══ Exercise input

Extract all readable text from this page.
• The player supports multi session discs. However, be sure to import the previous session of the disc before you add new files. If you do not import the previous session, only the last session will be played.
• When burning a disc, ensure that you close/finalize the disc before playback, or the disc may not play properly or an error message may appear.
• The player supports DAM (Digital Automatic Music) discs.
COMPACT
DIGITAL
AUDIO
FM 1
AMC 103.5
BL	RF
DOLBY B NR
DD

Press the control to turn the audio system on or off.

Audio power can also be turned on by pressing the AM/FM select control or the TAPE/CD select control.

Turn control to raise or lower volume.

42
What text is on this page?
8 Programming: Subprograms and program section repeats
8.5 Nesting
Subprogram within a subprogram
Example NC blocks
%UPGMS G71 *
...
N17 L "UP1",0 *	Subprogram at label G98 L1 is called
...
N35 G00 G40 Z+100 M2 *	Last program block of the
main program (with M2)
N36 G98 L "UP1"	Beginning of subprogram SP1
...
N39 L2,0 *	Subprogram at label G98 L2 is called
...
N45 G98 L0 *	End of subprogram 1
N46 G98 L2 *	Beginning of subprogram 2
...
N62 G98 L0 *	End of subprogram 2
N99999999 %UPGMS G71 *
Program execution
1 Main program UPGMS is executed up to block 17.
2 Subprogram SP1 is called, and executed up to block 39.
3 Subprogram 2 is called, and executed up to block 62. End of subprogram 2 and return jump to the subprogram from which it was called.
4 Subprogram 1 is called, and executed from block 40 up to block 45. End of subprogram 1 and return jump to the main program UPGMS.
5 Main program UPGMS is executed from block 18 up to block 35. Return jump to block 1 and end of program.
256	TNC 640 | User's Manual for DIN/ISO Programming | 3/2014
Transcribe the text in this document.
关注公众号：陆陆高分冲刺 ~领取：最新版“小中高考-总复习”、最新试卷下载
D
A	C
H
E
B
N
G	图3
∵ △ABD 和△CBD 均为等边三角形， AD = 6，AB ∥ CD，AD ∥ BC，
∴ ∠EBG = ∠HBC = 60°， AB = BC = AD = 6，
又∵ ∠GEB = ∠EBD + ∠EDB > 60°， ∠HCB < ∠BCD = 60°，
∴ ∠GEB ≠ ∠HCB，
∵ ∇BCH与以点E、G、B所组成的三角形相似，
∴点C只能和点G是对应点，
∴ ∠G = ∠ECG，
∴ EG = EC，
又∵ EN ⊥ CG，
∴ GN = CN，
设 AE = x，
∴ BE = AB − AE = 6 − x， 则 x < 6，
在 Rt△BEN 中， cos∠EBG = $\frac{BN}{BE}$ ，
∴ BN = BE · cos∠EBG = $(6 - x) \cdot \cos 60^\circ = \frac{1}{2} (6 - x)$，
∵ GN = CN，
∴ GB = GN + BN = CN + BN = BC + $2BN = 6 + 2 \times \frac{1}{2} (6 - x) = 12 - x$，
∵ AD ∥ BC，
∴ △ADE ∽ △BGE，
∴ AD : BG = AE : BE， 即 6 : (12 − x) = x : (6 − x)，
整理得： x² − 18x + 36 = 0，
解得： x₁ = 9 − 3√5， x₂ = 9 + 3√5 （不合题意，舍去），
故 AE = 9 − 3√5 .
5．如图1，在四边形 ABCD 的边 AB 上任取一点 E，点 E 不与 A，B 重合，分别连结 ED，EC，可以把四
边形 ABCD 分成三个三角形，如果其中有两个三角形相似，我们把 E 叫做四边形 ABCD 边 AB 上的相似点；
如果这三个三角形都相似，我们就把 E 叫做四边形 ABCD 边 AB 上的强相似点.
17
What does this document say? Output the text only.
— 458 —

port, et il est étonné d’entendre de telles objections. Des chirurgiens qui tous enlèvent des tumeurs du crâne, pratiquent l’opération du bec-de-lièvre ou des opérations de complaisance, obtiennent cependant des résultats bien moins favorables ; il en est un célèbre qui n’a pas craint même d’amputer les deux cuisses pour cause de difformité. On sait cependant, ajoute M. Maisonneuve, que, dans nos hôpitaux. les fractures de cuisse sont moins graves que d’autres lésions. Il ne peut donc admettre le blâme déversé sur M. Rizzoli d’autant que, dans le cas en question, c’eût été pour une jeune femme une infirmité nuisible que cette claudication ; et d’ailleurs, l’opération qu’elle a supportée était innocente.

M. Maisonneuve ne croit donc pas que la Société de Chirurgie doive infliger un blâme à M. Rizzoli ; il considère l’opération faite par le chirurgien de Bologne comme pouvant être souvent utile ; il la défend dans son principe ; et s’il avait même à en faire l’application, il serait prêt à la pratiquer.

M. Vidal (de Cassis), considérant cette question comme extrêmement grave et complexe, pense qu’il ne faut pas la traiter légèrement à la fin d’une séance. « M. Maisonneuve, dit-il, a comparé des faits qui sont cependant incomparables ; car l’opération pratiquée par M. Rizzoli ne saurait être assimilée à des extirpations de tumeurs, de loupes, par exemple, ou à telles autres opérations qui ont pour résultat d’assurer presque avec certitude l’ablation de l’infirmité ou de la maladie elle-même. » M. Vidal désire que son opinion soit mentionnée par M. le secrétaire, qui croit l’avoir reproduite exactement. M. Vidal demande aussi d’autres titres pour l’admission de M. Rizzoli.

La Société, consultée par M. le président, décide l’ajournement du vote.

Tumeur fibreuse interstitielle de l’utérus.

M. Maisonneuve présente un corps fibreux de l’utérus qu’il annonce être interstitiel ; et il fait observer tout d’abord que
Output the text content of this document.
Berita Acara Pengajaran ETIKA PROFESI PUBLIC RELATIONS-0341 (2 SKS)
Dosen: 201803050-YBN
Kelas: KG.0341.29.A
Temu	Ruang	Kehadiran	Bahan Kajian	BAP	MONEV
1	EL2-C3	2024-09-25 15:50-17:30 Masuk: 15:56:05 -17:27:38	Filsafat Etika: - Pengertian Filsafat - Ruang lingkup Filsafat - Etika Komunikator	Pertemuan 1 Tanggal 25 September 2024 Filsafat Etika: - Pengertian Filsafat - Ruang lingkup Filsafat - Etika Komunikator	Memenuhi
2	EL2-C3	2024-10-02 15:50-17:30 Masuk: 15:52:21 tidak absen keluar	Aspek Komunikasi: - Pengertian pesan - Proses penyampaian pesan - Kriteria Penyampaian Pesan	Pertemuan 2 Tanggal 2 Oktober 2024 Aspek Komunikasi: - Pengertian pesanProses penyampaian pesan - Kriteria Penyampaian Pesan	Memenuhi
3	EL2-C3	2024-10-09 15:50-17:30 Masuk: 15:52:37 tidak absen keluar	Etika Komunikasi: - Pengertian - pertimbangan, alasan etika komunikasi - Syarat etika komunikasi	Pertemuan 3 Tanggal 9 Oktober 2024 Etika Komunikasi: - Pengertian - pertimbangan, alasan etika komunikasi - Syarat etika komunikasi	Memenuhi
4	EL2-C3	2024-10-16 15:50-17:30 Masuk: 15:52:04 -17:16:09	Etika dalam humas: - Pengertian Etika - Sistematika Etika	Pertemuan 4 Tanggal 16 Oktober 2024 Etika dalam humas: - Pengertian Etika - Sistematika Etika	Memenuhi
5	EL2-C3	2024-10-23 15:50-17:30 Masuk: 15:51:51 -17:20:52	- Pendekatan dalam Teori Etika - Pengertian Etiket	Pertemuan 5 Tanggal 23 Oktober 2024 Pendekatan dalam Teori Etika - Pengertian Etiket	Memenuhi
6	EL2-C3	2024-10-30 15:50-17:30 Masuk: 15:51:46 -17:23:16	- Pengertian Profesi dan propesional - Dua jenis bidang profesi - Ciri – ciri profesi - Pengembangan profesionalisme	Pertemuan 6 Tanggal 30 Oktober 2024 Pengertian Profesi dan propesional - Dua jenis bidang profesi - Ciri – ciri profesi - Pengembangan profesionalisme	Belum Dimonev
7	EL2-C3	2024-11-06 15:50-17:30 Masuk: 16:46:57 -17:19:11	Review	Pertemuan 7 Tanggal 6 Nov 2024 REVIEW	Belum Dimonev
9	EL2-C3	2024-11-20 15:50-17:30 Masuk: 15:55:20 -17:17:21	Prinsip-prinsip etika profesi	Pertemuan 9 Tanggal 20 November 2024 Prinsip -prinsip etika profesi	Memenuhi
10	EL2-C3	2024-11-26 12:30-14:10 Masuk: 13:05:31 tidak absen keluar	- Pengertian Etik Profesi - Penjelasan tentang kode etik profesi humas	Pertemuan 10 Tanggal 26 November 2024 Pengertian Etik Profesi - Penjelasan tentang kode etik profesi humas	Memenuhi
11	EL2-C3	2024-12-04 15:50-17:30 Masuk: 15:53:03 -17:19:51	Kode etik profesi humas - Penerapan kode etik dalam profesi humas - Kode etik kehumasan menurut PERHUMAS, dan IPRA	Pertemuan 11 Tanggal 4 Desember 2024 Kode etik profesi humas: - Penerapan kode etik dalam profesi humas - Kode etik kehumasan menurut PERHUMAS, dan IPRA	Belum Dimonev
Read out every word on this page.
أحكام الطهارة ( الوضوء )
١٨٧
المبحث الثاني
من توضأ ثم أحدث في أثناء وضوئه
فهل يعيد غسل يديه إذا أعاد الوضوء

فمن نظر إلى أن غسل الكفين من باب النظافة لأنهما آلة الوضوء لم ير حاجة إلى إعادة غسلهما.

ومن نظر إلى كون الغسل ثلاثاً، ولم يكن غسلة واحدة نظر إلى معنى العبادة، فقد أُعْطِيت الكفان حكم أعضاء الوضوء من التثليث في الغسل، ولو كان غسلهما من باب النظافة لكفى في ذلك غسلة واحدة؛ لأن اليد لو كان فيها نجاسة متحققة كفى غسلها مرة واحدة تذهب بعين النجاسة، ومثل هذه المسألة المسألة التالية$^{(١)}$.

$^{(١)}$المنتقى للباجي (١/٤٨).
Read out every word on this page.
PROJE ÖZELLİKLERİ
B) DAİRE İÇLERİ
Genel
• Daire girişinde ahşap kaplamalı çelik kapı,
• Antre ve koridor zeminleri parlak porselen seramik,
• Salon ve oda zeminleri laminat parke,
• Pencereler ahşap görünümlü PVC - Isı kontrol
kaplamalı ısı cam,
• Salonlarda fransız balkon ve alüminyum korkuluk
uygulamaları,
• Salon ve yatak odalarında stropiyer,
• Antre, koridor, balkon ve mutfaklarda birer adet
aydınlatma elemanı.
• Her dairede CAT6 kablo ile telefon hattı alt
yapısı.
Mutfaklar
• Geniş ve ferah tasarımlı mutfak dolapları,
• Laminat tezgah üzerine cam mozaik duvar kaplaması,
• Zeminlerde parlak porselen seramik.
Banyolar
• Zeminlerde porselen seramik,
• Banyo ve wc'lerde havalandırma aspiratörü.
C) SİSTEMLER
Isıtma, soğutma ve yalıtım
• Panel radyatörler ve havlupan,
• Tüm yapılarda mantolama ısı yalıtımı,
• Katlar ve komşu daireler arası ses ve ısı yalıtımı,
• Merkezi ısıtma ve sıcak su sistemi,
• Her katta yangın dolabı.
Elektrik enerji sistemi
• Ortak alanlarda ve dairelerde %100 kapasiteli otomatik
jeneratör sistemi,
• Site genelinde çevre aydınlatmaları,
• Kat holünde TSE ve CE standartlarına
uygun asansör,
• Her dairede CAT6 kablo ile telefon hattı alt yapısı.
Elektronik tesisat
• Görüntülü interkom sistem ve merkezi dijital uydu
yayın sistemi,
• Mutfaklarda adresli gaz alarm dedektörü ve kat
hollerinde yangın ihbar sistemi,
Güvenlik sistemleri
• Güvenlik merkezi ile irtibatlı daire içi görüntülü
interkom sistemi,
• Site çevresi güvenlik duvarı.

════

Exercise details: Every line that holds the string "jump" should be returned.

Solution for this problem:
3 Subprogram 2 is called, and executed up to block 62. End of subprogram 2 and return jump to the subprogram from which it was called.
4 Subprogram 1 is called, and executed from block 40 up to block 45. End of subprogram 1 and return jump to the main program UPGMS.
5 Main program UPGMS is executed from block 18 up to block 35. Return jump to block 1 and end of program.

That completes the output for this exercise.